● Page excerpt
During some free time in the conference programme, I went off to explore the city by myself, and I chanced upon the Museum of the Occupation of Latvia - which charts the chilling story of the place and its people, between the years 1940 and 1991.

During those fifty one years, Latvia was occupied three times: first by the Soviet Union; then by the Nazis, who drove out the Soviets; and finally again by the Soviets, when Nazi Germany was defeated at the end of the Second World War.  Each wave of occupation took a heavy toll on the Latvians, including the country's Jewish population, which was wiped out.  By the end of that fifty one years of occupation, Latvia had lost a third of its population: hundreds of thousands had perished as a result of political murder or genocide; others had been deported to Gulags or had fled the country as refugees.  The scale and the extent of the bloodshed and the brutality was hard to take in.  But its consequences were still readily apparent in some of the people I met, and the stories they told.

During the final period of occupation, which ended when Latvia gained its independence in 1991, religious expression of any kind was effectively banned.  During the 1960s many Latvian churches were appropriated by the state; the Lutheran Cathedral in the centre of Riga was taken over and used as a concert hall.  Christians lived under constant intimidation and threat of persecution.  I encountered a man who had lost his teaching job when he was seen leaving an act of worship; and another who had served a long jail sentence for distributing Bibles.

Box annotation data:
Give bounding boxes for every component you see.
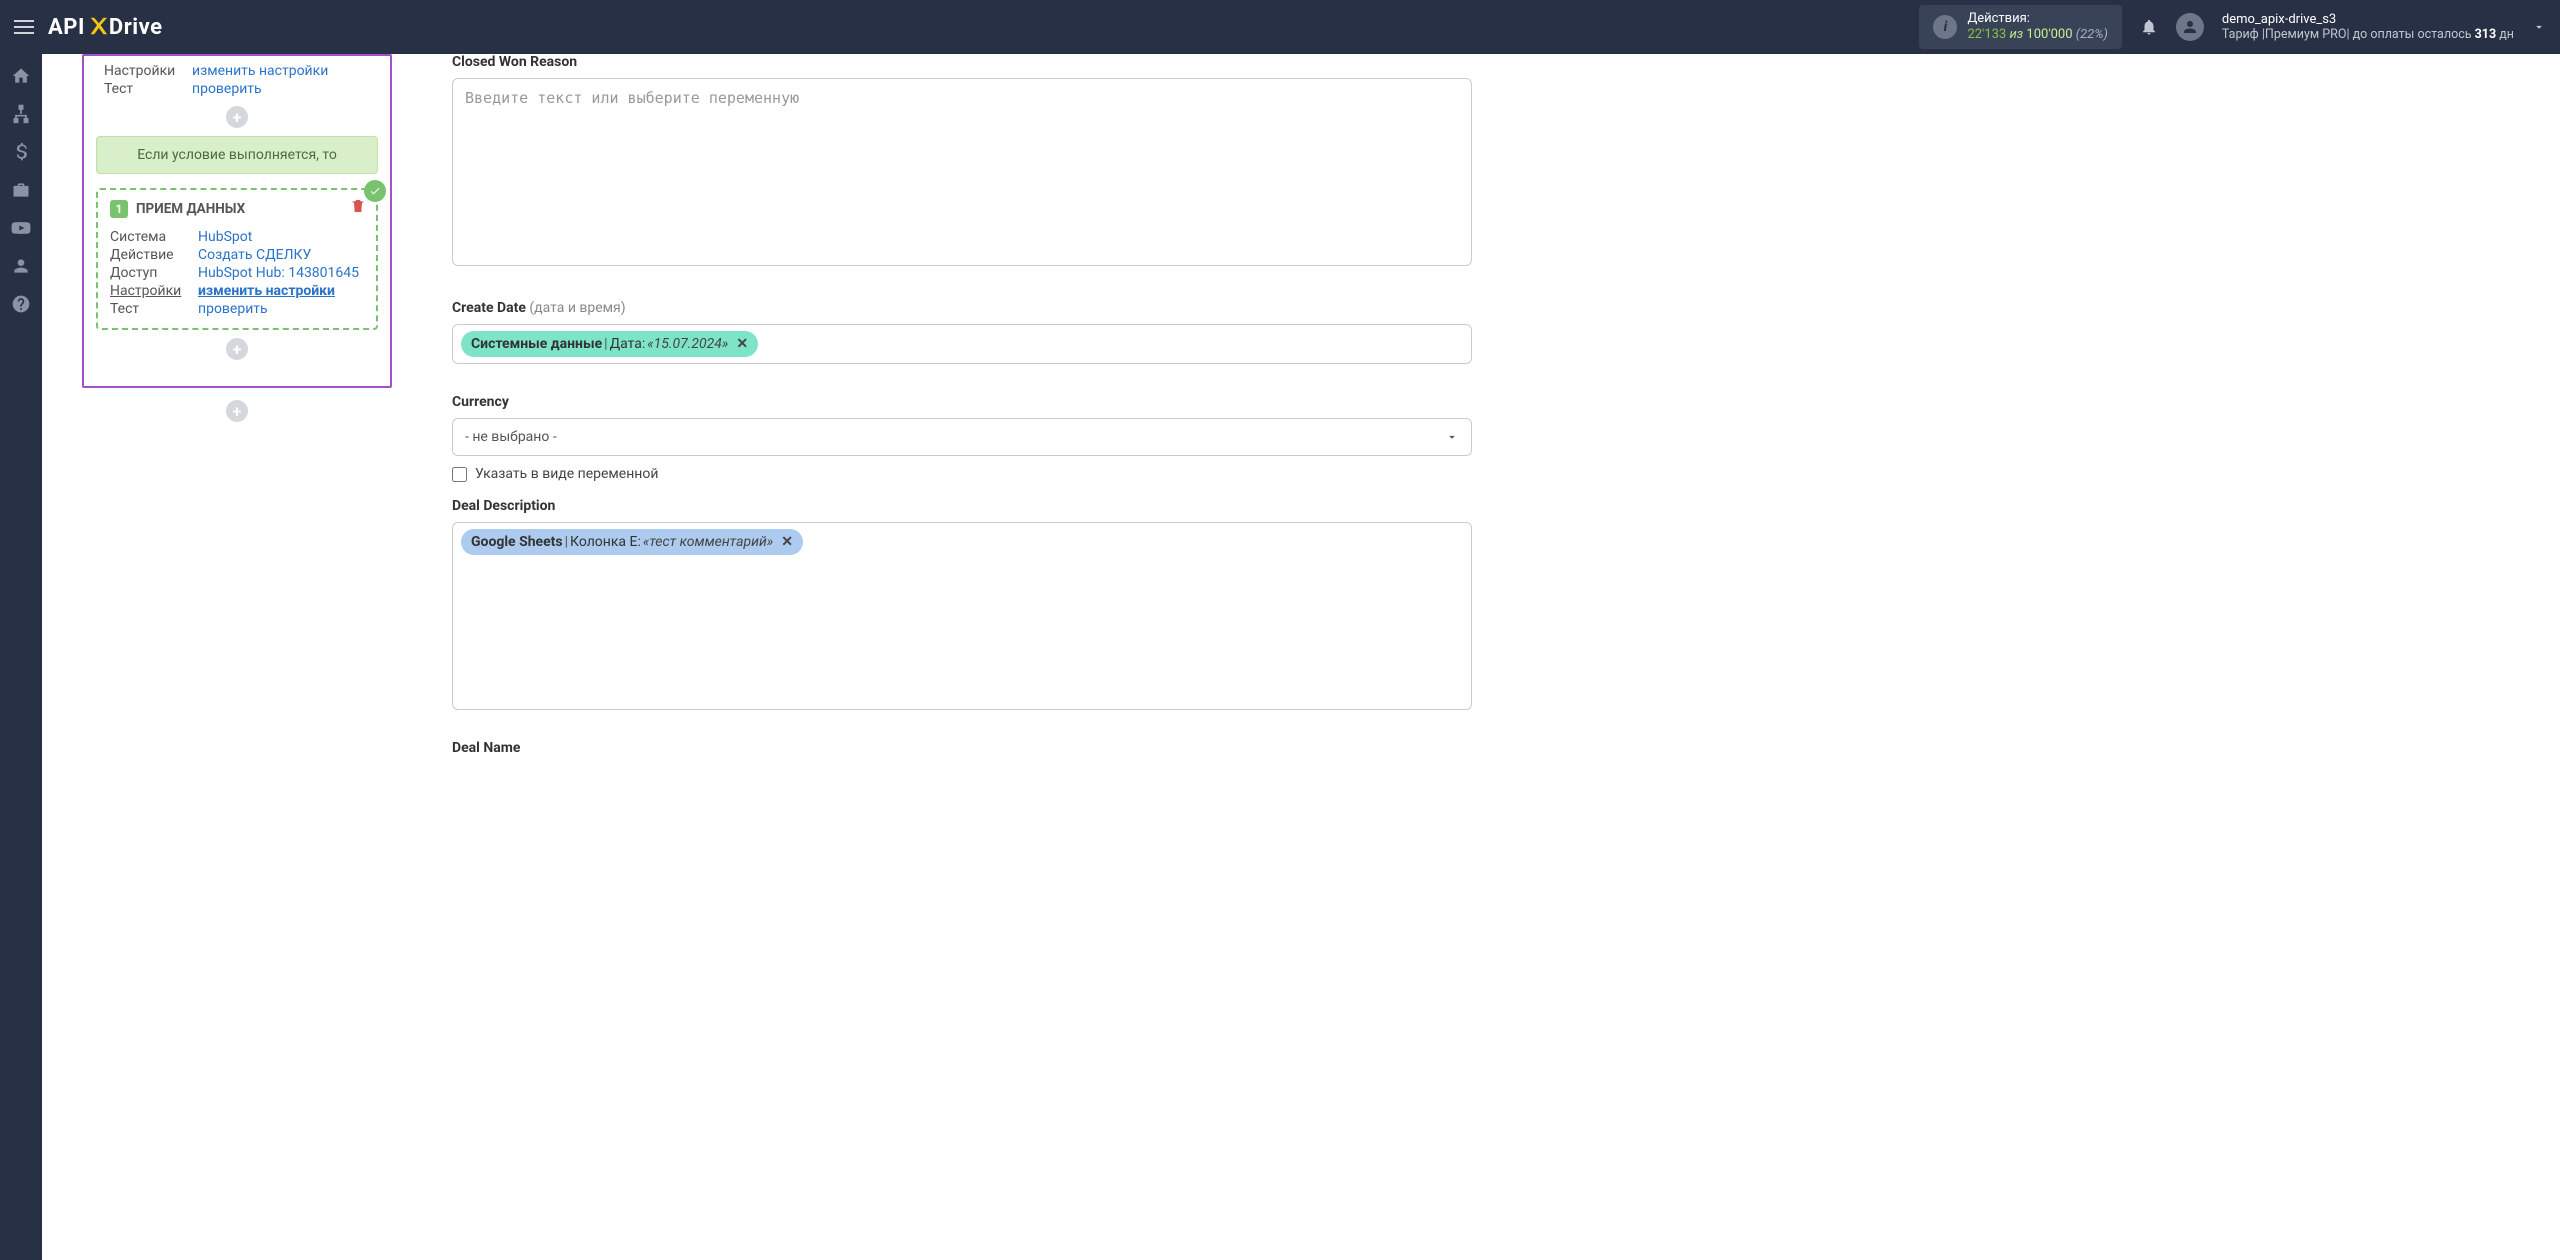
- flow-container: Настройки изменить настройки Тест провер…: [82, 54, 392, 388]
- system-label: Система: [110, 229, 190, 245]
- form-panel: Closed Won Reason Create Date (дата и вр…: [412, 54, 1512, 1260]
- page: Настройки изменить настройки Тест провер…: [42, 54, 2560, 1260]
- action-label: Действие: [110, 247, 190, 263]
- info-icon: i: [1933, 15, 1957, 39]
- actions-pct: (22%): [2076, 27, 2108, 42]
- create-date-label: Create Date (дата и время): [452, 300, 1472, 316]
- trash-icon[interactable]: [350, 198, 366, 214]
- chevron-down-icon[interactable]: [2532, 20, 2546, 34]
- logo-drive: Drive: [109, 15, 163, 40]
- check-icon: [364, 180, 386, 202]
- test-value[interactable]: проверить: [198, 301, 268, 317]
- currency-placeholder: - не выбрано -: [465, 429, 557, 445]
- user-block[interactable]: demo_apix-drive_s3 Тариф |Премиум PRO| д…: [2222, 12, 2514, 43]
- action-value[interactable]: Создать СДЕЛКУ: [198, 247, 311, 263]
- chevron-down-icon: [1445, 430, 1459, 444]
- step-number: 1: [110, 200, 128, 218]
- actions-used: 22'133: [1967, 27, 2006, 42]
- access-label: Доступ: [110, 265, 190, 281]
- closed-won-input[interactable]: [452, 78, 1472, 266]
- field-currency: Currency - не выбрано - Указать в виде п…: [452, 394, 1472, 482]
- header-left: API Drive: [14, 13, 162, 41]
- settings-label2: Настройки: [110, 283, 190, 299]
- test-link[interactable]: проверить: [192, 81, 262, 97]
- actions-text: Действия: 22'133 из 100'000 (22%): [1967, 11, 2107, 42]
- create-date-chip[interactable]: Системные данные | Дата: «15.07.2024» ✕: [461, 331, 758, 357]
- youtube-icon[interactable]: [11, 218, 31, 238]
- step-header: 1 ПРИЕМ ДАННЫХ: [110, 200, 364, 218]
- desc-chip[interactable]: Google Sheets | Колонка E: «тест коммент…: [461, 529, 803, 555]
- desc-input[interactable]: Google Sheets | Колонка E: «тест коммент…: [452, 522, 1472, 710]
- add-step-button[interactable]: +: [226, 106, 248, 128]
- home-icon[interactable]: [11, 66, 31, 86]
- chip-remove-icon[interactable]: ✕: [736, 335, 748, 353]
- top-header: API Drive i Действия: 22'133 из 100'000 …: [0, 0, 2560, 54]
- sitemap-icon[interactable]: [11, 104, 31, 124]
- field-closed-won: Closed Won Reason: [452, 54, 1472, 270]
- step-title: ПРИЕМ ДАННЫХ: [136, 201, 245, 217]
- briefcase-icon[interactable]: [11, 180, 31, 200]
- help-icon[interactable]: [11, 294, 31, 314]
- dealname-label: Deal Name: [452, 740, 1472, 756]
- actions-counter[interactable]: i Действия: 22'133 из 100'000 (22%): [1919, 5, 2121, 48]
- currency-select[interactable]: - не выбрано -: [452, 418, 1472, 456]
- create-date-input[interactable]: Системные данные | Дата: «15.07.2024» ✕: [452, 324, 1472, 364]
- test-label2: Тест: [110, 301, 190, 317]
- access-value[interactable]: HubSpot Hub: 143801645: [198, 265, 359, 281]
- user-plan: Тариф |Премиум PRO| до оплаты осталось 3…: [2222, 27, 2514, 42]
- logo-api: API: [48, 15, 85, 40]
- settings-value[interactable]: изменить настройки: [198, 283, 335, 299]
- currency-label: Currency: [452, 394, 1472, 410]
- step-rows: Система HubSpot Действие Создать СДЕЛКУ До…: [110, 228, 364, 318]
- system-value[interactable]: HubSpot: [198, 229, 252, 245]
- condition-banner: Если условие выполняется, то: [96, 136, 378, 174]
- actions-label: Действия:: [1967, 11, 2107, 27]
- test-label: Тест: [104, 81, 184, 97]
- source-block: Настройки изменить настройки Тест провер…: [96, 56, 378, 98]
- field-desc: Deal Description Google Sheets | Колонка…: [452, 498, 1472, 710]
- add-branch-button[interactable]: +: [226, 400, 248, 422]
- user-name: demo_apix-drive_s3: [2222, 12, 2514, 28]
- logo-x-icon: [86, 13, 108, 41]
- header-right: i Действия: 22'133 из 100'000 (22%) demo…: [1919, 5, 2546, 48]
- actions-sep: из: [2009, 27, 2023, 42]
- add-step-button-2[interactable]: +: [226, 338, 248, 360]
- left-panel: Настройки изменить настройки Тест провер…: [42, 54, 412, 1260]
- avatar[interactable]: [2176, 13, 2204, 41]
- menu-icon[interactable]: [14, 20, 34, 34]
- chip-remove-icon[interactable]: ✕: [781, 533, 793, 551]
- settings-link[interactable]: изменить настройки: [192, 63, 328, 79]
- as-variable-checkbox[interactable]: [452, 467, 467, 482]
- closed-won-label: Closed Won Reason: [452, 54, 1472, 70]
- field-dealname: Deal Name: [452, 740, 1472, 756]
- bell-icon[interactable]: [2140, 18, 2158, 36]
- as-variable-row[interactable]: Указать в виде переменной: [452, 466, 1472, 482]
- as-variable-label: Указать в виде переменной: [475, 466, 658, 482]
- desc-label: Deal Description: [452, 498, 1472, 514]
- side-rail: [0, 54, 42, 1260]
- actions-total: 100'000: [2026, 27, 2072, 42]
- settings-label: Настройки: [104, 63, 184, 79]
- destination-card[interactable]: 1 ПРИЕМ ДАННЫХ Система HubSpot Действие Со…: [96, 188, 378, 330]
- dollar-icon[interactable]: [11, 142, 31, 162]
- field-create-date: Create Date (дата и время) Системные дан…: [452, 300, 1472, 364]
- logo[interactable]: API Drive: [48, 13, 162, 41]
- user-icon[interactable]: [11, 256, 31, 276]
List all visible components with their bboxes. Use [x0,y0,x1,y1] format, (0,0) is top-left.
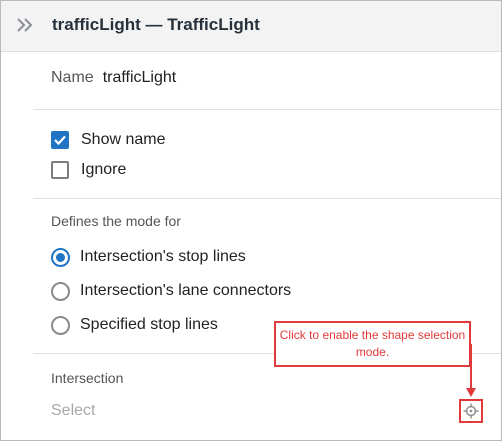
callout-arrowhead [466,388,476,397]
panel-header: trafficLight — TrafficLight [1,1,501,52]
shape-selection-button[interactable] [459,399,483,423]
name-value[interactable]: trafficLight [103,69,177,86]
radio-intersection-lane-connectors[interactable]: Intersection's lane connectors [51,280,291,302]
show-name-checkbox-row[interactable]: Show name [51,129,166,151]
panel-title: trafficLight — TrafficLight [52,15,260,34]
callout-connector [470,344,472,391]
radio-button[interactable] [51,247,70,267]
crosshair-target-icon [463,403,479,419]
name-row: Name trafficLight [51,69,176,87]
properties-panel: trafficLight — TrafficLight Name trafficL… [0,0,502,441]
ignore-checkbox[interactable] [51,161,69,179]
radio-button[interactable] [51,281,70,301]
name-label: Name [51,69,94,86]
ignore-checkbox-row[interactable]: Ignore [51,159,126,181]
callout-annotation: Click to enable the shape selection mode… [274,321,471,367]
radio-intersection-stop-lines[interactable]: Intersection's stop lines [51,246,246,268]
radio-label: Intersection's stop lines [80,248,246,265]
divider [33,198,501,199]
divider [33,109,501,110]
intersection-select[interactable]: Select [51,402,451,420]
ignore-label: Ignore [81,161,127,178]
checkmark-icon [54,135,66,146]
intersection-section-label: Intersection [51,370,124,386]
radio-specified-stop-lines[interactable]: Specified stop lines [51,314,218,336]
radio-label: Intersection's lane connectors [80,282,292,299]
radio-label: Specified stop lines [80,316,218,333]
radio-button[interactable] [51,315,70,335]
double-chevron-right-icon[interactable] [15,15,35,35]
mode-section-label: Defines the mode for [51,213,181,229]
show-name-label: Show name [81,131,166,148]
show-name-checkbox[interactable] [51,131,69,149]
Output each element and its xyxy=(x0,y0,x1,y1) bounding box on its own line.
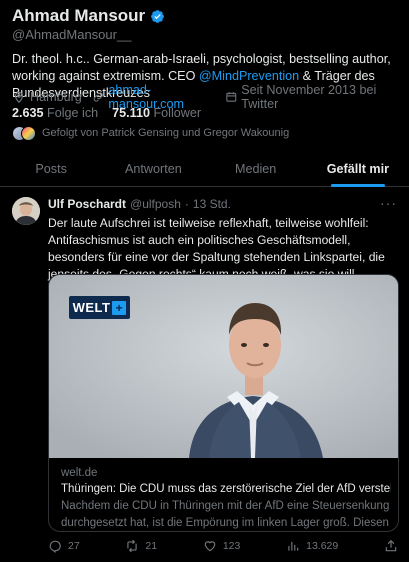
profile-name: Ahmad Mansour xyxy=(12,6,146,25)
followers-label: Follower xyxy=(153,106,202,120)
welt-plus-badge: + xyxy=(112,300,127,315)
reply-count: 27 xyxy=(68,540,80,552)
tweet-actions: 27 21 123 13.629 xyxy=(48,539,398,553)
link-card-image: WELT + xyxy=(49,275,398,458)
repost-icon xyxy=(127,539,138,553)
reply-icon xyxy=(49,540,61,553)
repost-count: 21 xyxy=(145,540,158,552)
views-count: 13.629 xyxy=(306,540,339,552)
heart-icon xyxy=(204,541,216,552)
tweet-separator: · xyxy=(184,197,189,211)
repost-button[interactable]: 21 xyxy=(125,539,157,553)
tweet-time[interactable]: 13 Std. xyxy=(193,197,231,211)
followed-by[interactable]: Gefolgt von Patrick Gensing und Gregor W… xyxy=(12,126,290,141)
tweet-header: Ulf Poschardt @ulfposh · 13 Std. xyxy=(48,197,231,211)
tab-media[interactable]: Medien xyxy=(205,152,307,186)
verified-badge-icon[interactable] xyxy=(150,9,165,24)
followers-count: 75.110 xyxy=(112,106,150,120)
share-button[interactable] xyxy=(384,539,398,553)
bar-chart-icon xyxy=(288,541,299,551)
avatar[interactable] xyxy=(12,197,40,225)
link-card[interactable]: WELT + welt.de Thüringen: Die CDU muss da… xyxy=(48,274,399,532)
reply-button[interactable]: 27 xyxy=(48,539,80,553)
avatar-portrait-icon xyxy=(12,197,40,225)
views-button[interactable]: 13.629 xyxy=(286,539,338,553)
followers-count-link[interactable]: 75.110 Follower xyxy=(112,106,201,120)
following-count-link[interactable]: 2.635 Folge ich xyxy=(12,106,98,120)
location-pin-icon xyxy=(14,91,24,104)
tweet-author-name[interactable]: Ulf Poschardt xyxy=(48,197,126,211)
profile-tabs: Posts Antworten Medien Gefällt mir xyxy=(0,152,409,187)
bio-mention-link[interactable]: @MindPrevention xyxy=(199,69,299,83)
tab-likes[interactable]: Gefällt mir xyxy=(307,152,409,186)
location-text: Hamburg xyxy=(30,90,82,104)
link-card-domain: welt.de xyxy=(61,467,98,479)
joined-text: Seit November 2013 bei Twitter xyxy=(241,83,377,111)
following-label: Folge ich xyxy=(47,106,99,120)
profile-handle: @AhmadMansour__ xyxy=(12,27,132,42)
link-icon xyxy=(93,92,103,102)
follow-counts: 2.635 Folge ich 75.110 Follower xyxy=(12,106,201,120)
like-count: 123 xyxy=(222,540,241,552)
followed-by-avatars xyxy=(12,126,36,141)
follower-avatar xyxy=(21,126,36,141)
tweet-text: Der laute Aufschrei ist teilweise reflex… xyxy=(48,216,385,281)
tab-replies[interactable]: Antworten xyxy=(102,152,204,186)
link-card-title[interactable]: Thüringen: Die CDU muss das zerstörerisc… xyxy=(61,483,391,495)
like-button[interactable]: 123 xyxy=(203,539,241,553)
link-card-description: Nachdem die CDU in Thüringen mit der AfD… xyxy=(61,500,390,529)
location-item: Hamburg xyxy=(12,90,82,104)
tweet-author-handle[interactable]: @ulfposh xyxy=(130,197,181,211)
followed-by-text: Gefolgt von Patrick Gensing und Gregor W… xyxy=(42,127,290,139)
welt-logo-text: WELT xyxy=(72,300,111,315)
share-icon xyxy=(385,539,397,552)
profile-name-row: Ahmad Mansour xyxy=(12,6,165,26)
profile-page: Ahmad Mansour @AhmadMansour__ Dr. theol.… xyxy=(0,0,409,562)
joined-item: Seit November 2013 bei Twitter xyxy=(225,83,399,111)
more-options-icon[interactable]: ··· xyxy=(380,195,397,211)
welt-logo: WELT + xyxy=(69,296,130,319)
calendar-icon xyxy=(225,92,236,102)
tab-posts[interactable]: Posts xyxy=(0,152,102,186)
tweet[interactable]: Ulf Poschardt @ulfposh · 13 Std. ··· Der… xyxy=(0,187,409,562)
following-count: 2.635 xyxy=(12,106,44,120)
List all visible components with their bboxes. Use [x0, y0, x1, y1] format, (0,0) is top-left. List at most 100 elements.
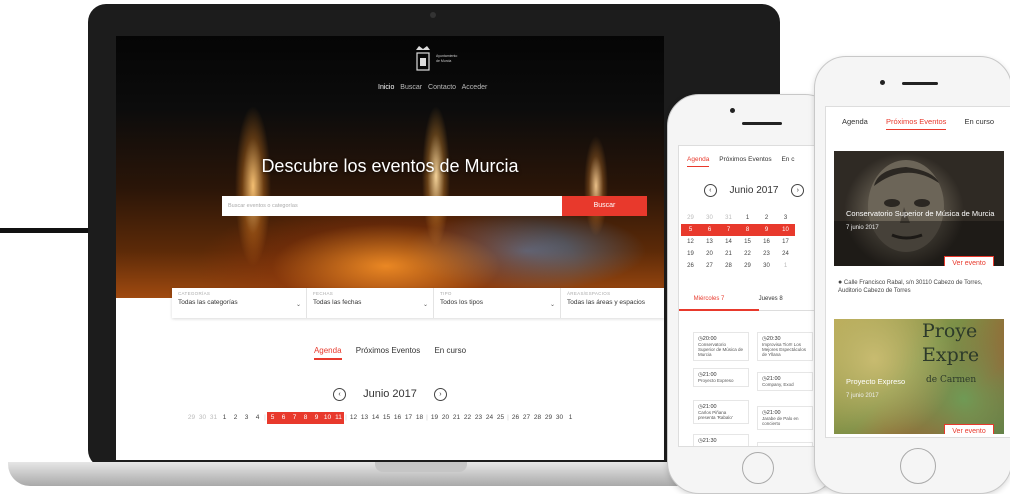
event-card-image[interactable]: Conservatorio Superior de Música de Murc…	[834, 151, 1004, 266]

● Exercise set
- a) According to the account of the occupation of Latvia, what was the Lutheran Cathedral in the center of Riga used as after the state took it over?
- b) Write what comes next in the account of the occupation of Latvia, picking up after its final sentence.

● Final answers
- a) It was used as a concert hall.

- b)
One morning I was invited to lead a Bible Study in the Cathedral for members of its Lutheran congregation - which, given that I speak no Latvian, and none of them spoke any English, was quite an experience.  (Thankfully I had the assistance of an excellent translator.)  The particular passage of scripture that we looked at together touched on what it means to hang on to one's faith in situations that really do seem hopeless - which elicited some remarkable stories and testimonies from the people there.  But the thing that continues to haunt me most about that experience is that during our Bible study some of the older members of the group, who had survived so many of the horrors of previous decades, cried as they spoke.  They of course knew so much more than I did about what is sometimes called 'the cost of discipleship.'

So why am I telling you this particular story this morning?  Because during that visit to Latvia I learned something that completely changed my understanding of today's gospel reading - and indeed, suddenly started to make sense of something that I had always found slightly puzzling about this particular passage.  It was all to do with the saying that I chose as our opening sentence today: Jesus's charge to the disciples that: 'If any want to become my disciples, let them deny themselves, take up their cross and follow me.'

You see, I had always assumed that the meaning of that saying was self-evident, if somewhat daunting: Jesus is warning those who would follow him, that true discipleship will always represent a huge personal challenge; it is a profoundly costly business - to the extent that it requires us to deny ourselves and carry a cross.  But, having said that, how does that fit with another of the famous Gospel sayings of Jesus that is equally striking, but seems to say exactly the opposite?  This is from Matthew chapter 11:

'Come unto me all ye that labour and are heavy laden, and I will give you rest.  Take my yoke upon you and learn of me; for I am meek and lowly in heart, and ye shall find rest unto your souls.  For my yoke is easy and my burden is light.'   (Matthew 11:28-30)

At the risk of stating the glaringly obvious, both sayings use the language of burdens in relation to discipleship, but they appear to be saying completely contradictory things about the nature of those burdens.  Which left me rather curious.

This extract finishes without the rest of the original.